### RECORDED INFORMATION
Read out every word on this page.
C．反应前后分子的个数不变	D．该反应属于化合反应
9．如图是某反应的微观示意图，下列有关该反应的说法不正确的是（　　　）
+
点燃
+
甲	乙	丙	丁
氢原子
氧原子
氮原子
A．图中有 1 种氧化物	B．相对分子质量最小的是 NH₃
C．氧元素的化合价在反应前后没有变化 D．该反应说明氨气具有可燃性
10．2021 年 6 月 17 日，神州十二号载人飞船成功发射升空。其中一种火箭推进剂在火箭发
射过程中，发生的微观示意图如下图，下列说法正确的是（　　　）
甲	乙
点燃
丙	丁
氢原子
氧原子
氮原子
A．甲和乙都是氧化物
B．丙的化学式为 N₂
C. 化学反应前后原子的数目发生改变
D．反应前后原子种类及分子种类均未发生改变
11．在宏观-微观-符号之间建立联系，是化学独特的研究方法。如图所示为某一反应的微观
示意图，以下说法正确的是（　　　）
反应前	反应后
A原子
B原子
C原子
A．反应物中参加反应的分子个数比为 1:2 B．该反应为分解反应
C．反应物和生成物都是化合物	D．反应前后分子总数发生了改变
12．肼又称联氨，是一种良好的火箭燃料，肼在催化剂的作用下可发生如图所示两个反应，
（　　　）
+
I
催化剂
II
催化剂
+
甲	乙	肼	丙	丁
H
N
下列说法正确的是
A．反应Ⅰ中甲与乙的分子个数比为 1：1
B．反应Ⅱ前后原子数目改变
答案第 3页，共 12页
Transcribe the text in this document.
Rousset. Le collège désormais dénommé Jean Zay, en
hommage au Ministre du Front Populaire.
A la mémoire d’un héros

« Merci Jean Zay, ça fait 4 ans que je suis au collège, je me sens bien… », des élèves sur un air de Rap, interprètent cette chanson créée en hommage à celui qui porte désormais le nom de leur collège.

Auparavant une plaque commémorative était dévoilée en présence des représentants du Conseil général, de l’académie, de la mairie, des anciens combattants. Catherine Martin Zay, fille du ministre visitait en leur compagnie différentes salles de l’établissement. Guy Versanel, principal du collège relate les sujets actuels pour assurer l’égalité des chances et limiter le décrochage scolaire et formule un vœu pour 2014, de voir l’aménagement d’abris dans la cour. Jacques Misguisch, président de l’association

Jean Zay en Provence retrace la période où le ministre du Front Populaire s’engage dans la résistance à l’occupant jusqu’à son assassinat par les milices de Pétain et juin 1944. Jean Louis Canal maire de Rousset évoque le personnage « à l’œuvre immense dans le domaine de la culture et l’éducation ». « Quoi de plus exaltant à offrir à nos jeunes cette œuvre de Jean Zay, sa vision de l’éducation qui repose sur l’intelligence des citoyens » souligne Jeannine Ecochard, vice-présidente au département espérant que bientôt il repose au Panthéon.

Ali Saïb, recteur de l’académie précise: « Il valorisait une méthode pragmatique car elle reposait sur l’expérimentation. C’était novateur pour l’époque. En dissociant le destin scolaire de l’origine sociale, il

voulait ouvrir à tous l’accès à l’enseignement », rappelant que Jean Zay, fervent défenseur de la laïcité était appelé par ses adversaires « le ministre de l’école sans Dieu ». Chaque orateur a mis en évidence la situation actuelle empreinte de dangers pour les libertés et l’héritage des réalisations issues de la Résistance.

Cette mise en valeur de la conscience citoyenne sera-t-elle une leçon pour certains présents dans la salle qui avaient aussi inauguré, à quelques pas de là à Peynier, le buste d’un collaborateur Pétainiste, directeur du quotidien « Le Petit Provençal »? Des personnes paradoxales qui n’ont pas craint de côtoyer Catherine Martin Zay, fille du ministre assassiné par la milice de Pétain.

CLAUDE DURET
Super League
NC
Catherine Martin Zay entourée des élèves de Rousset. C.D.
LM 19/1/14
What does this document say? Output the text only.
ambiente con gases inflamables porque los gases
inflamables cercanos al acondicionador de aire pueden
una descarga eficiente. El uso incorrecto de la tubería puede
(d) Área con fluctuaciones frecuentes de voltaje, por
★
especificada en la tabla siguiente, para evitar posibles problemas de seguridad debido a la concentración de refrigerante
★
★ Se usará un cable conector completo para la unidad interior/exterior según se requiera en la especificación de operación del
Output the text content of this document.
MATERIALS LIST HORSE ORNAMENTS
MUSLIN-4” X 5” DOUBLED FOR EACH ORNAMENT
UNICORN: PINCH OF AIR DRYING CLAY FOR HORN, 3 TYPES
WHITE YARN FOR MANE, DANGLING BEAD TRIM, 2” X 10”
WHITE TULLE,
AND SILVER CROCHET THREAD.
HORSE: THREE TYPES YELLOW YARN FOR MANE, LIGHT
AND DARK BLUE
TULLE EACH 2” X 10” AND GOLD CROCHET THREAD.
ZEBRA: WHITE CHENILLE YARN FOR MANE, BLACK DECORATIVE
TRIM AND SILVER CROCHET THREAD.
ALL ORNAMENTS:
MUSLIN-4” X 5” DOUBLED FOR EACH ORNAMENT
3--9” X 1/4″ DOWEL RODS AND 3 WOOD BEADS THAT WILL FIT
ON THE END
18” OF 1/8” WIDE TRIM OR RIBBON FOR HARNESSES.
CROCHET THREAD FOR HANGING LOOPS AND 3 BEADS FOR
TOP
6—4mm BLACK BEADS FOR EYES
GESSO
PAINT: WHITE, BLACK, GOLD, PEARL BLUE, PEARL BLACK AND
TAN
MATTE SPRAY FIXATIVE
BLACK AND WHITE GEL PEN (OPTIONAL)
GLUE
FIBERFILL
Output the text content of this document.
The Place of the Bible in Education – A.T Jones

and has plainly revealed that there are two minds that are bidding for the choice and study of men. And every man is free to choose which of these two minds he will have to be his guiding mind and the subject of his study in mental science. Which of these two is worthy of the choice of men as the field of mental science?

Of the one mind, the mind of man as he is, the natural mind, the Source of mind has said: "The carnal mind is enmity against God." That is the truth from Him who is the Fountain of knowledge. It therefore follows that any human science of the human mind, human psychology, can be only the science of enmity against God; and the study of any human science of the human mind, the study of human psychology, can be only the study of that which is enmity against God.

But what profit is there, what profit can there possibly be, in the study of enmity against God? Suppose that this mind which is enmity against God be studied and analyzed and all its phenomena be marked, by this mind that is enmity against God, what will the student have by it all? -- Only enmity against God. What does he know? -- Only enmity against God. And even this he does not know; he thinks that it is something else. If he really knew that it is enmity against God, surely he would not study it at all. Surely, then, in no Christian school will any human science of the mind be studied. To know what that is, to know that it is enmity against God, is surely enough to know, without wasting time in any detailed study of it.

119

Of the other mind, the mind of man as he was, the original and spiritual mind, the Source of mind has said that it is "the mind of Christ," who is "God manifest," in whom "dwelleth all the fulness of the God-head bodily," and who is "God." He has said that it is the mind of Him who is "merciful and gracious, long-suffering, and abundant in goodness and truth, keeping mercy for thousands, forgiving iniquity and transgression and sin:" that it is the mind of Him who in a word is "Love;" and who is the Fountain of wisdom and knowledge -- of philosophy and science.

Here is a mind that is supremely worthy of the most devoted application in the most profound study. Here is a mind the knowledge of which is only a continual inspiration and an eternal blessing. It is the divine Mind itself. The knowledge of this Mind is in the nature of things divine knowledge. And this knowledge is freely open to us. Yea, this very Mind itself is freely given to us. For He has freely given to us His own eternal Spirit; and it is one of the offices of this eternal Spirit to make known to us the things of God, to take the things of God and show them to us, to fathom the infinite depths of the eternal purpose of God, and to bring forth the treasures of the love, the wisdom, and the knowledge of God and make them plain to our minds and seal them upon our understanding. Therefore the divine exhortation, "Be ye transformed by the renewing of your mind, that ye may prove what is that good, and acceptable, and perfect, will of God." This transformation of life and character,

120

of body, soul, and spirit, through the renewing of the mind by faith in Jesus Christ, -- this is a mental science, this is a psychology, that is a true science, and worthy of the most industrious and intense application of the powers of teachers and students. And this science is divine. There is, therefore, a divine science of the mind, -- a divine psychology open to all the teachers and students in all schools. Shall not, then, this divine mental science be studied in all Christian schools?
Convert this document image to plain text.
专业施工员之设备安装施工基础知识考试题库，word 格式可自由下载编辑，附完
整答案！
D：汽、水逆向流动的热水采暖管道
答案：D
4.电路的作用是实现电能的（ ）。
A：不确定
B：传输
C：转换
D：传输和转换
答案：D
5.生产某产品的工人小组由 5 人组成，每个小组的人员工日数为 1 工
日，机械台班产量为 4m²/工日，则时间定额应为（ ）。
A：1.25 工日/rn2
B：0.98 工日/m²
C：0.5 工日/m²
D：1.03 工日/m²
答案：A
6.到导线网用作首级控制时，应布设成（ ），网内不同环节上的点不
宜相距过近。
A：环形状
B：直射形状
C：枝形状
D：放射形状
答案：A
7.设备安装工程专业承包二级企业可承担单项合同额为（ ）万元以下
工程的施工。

### OBJECTIVE
Reproduce each line holding the word "élèves".

### PROBLEM SOLUTION
« Merci Jean Zay, ça fait 4 ans que je suis au collège, je me sens bien… », des élèves sur un air de Rap, interprètent cette chanson créée en hommage à celui qui porte désormais le nom de leur collège.
Catherine Martin Zay entourée des élèves de Rousset. C.D.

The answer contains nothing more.